- BRANO SCELTO:
Accanto all’utilizzo di nuove risorse e nuovi spazi per far fronte alle necessità alimentari, le istituzioni locali raccomandano lo sfruttamento dei prodotti di cui il territorio dispone. E così i podestà e i commissari prefettizi della provincia di Ravenna sono incaricati di sollecitare e disporre ogni iniziativa che faciliti il consumo della frutta, concedendo che

tale smercio venga effettuato anche da tutti i negozi alimentari e promuovendo da parte di pubblici esercizi la somministrazione di frutta fresca comunque confezionata, in modo che il pubblico trovi gradito sostituirla ad altri consumi, anche nei ritrovi.

Questo perché

la frutta costituisce un alimento ottimo sotto ogni punto di vista in quanto altamente nutritivo e fornita di caratteristiche tali da poter largamente integrare il minor consumo di altre derrate di cui il mercato non fosse rifornito con egual larghezza [9].

Al contempo gli amministratori locali devono vigilare sull’andamento dei prezzi e sulla regolarità della vendita. Si tratta di controllare che la commercializzazione avvenga correttamente, ad esempio – come decide di fare il podestà di Bagnacavallo nel maggio 1941 – ponendo una guardia comunale presso ciascuna macelleria del paese per sorvegliare la ripartizione delle carni,

in vista del limitato quantitativo di carne ovina ammesso allo smercio, ed allo scopo di eliminare l’inconveniente prodotto dal fatto che i primi clienti che si presentano negli spacci tendono ad accaparrarsi quantità rilevanti delle carni stesse, con danno della rimanente clientela, che rimane sprovvista [10].

Inoltre le amministrazioni comunali sono incaricate di controllare il visual merchandising dei negozi, evitando che le vetrine «facciano sfacciatamente mostra di generi alimentari» [11].

Per queste funzioni di vigilanza e censimento nel marzo 1942 viene decisa l’istituzione di una Commissione comunale per la disciplina dei prezzi che «provvederà, nel miglior modo possibile, a regolarizzare il mercato dei consumi a beneficio dei cittadini» [12]. Tale commissione sarà poi rimpiazzata per direttiva della Sepral, (Sezione provinciale per l’alimentazione, di Ravenna), nell’agosto dello stesso anno, da un’altra commissione, denominata Commissione comunale per i servizi dell’alimentazione, che avrà il compito di

collaborare con l’Ufficio annonario comunale in materia di tesseramento; di controllare che siano tempestivamente inviati alla Sepral ed agli uffici di distribuzione dei commercianti i mod. “C” che – come noto – rappresentano la base per il rifornimento ai dettaglianti; di collaborare con le organizzazioni sindacali e con gli Enti Economici dell’Agricoltura per assicurare la esecuzione dei piani della produzione agricola secondo le disposizioni […]; di svolgere una, vasta ed intensa, opera di propaganda e di controllo per il sollecito ed integrale conferimento dei prodotti agricoli agli ammassi; di fissare il prezzo dei generi alimentari, le cui quotazioni non siano state stabilite anche per i comuni dagli organi Provinciali […]; di collaborare con l’Ufficio Distribuzione dei Commercianti per assicurare il regolare approvvigionamento dei Comuni; di sorvegliare l’esatta osservanza delle disposizioni impartite nel settore alimentare [13].

- QUESITO POSTO A:
Rispondi a queste domande sul brano:
(i) Chi decide, nel maggio 1941, di mettere una guardia comunale presso ogni macelleria del paese?
(ii) In quale mese e anno viene decisa l'istituzione della Commissione comunale per la disciplina dei prezzi?
(iii) Con quale commissione viene sostituita quest'ultima nell'agosto dello stesso anno?
Il brano e le voci non hanno alcun legame tra loro.

- VOCI FORNITE:
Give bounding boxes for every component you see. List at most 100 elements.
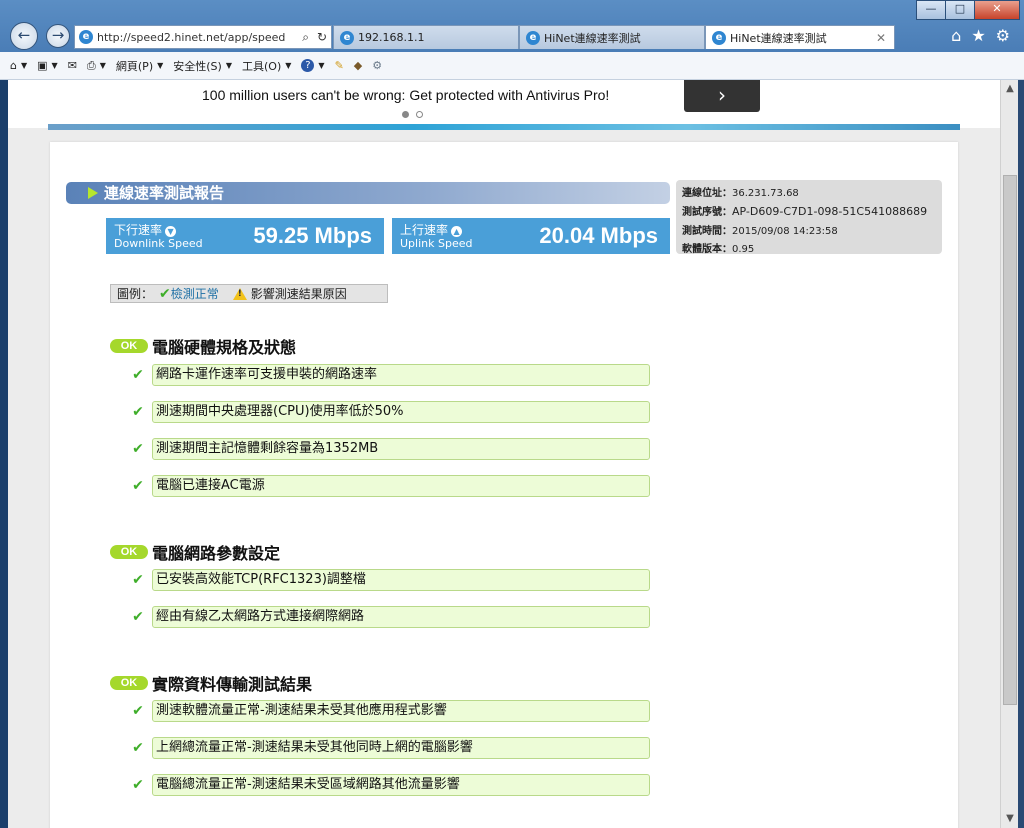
settings-gear-icon[interactable]: ⚙ [996,26,1010,45]
vertical-scrollbar[interactable]: ▲ ▼ [1000,80,1019,828]
downlink-label: 下行速率 ▼ [114,221,177,238]
chevron-down-icon: ▼ [318,61,325,70]
close-tab-icon[interactable]: ✕ [876,31,886,45]
check-icon: ✔ [159,285,171,302]
ie-page-icon: e [79,30,93,44]
up-arrow-icon: ▲ [451,226,463,237]
help-button[interactable]: ? ▼ [301,59,325,72]
section-title: 電腦網路參數設定 [152,544,281,563]
check-icon: ✔ [132,367,144,383]
uplink-speed-box: 上行速率 ▲ Uplink Speed 20.04 Mbps [392,218,670,254]
check-icon: ✔ [132,777,144,793]
check-icon: ✔ [132,572,144,588]
settings-toolbar-button[interactable]: ⚙ [372,59,382,72]
address-bar[interactable]: e http://speed2.hinet.net/app/speed ⌕ ↻ [74,25,332,49]
carousel-dot[interactable] [416,111,423,118]
tab-hinet-1[interactable]: e HiNet連線速率測試 [519,25,705,49]
tools-menu[interactable]: 工具(O) ▼ [242,58,291,74]
page-hero-strip [48,124,960,130]
mail-button[interactable]: ✉ [68,59,77,72]
addon-button[interactable]: ✎ [335,59,344,72]
tab-label: HiNet連線速率測試 [544,31,641,45]
back-button[interactable]: ← [10,22,38,50]
tab-label: HiNet連線速率測試 [730,31,827,45]
scroll-down-icon[interactable]: ▼ [1001,810,1019,828]
ok-badge: OK [110,676,148,690]
printer-icon: ⎙ [86,58,96,72]
report-title-text: 連線速率測試報告 [104,184,225,202]
result-text: 電腦總流量正常-測速結果未受區域網路其他流量影響 [152,774,650,796]
list-item: ✔ 測速期間主記憶體剩餘容量為1352MB [128,438,650,460]
address-url[interactable]: http://speed2.hinet.net/app/speed [97,31,298,44]
carousel-dot[interactable] [402,111,409,118]
chevron-down-icon: ▼ [99,61,106,70]
section-title: 電腦硬體規格及狀態 [152,338,297,357]
chevron-down-icon: ▼ [157,61,164,70]
warning-icon [232,287,247,300]
page-menu[interactable]: 網頁(P) ▼ [116,58,163,74]
refresh-icon[interactable]: ↻ [317,30,327,44]
minimize-button[interactable]: — [916,0,946,20]
result-text: 測速期間中央處理器(CPU)使用率低於50% [152,401,650,423]
ad-carousel-dots [402,111,423,118]
back-arrow-icon: ← [17,26,31,44]
version-value: 0.95 [732,244,755,255]
legend-affect: 影響測速結果原因 [250,287,347,301]
legend-label: 圖例： [117,287,154,301]
ok-badge: OK [110,545,148,559]
window-controls: — □ ✕ [916,0,1020,20]
home-icon: ⌂ [10,59,17,72]
serial-label: 測試序號： [682,207,732,218]
safety-menu-label: 安全性(S) [173,59,222,73]
mail-icon: ✉ [67,59,77,72]
section-network: OK 電腦網路參數設定 [110,542,281,563]
window-frame-right [1018,80,1024,828]
print-button[interactable]: ⎙ ▼ [87,59,106,73]
list-item: ✔ 上網總流量正常-測速結果未受其他同時上網的電腦影響 [128,737,650,759]
ie-tab-icon: e [526,30,540,45]
list-item: ✔ 電腦總流量正常-測速結果未受區域網路其他流量影響 [128,774,650,796]
forward-arrow-icon: → [51,26,65,44]
list-item: ✔ 電腦已連接AC電源 [128,475,650,497]
scrollbar-thumb[interactable] [1003,175,1017,705]
ok-badge: OK [110,339,148,353]
check-icon: ✔ [132,609,144,625]
gear-icon: ⚙ [372,59,383,72]
window-titlebar: — □ ✕ ← → e http://speed2.hinet.net/app/… [0,0,1024,52]
report-title: 連線速率測試報告 [66,182,670,204]
downlink-label-zh: 下行速率 [114,223,163,237]
favorites-star-icon[interactable]: ★ [971,26,985,45]
ad-text[interactable]: 100 million users can't be wrong: Get pr… [202,87,609,103]
addon-icon: ✎ [334,59,344,72]
time-row: 測試時間：2015/09/08 14:23:58 [682,222,838,237]
list-item: ✔ 測速軟體流量正常-測速結果未受其他應用程式影響 [128,700,650,722]
maximize-button[interactable]: □ [945,0,975,20]
tab-hinet-active[interactable]: e HiNet連線速率測試 ✕ [705,25,895,49]
rss-icon: ▣ [37,59,48,72]
ad-banner[interactable]: 100 million users can't be wrong: Get pr… [8,80,1000,128]
home-toolbar-button[interactable]: ⌂ ▼ [10,59,27,72]
uplink-label: 上行速率 ▲ [400,221,463,238]
ad-next-button[interactable]: › [684,80,760,112]
list-item: ✔ 已安裝高效能TCP(RFC1323)調整檔 [128,569,650,591]
forward-button[interactable]: → [46,24,70,48]
list-item: ✔ 經由有線乙太網路方式連接網際網路 [128,606,650,628]
home-icon[interactable]: ⌂ [951,26,961,45]
close-button[interactable]: ✕ [974,0,1020,20]
downlink-label-en: Downlink Speed [114,237,203,250]
tools-menu-label: 工具(O) [242,59,282,73]
tab-label: 192.168.1.1 [358,31,425,44]
result-text: 測速軟體流量正常-測速結果未受其他應用程式影響 [152,700,650,722]
downlink-speed-box: 下行速率 ▼ Downlink Speed 59.25 Mbps [106,218,384,254]
research-button[interactable]: ◆ [354,59,362,72]
section-title: 實際資料傳輸測試結果 [152,675,313,694]
check-icon: ✔ [132,441,144,457]
page-viewport: 100 million users can't be wrong: Get pr… [8,80,1000,828]
time-label: 測試時間： [682,226,732,237]
tab-router[interactable]: e 192.168.1.1 [333,25,519,49]
search-icon[interactable]: ⌕ [302,30,309,45]
feeds-button[interactable]: ▣ ▼ [37,59,58,72]
scroll-up-icon[interactable]: ▲ [1001,80,1019,98]
page-menu-label: 網頁(P) [115,59,154,73]
safety-menu[interactable]: 安全性(S) ▼ [173,58,232,74]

- QUESITO POSTO B:
Estrai dalle voci, senza cambiarle, le righe che partono da quella che contiene "settings-gear-icon[interactable]: ⚙ [996,26,1010,45]" e arrivano a quella che contiene "section-title: 電腦網路參數設定 [152,544,281,563]", comprese entrambe.

- SOLUZIONE A:
(i) Il podestà di Bagnacavallo.
(ii) Nel marzo 1942.
(iii) Con la Commissione comunale per i servizi dell'alimentazione.

- SOLUZIONE B:
settings-gear-icon[interactable]: ⚙ [996,26,1010,45]
vertical-scrollbar[interactable]: ▲ ▼ [1000,80,1019,828]
downlink-label: 下行速率 ▼ [114,221,177,238]
chevron-down-icon: ▼ [318,61,325,70]
close-tab-icon[interactable]: ✕ [876,31,886,45]
check-icon: ✔ [159,285,171,302]
ie-page-icon: e [79,30,93,44]
up-arrow-icon: ▲ [451,226,463,237]
help-button[interactable]: ? ▼ [301,59,325,72]
section-title: 電腦網路參數設定 [152,544,281,563]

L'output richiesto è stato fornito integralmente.